INPUT DATA ::

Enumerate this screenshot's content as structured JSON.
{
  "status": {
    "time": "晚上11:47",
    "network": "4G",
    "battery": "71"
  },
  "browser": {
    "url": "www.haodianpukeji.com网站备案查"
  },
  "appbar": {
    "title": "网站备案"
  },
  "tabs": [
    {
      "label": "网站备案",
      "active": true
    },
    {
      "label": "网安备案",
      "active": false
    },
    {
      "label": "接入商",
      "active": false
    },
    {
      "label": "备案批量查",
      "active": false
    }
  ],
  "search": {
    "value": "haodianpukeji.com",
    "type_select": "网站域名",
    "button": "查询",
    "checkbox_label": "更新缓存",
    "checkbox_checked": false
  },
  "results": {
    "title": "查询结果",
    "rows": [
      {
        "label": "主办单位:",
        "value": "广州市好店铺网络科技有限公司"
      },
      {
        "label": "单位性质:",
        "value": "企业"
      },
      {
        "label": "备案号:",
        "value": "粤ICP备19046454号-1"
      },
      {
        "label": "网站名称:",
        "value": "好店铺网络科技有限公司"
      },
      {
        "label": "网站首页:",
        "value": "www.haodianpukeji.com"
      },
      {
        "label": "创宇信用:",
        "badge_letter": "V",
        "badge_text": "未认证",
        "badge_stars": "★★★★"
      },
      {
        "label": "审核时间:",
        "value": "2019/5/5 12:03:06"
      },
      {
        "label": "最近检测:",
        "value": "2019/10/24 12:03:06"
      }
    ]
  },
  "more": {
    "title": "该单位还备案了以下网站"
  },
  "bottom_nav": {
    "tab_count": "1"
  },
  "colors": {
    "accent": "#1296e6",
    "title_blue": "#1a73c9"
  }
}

WHAT YOU NEED TO DO :: Give the number of lines in the listing above that contain "value", and nothing else.

WRITTEN REPLY :: 8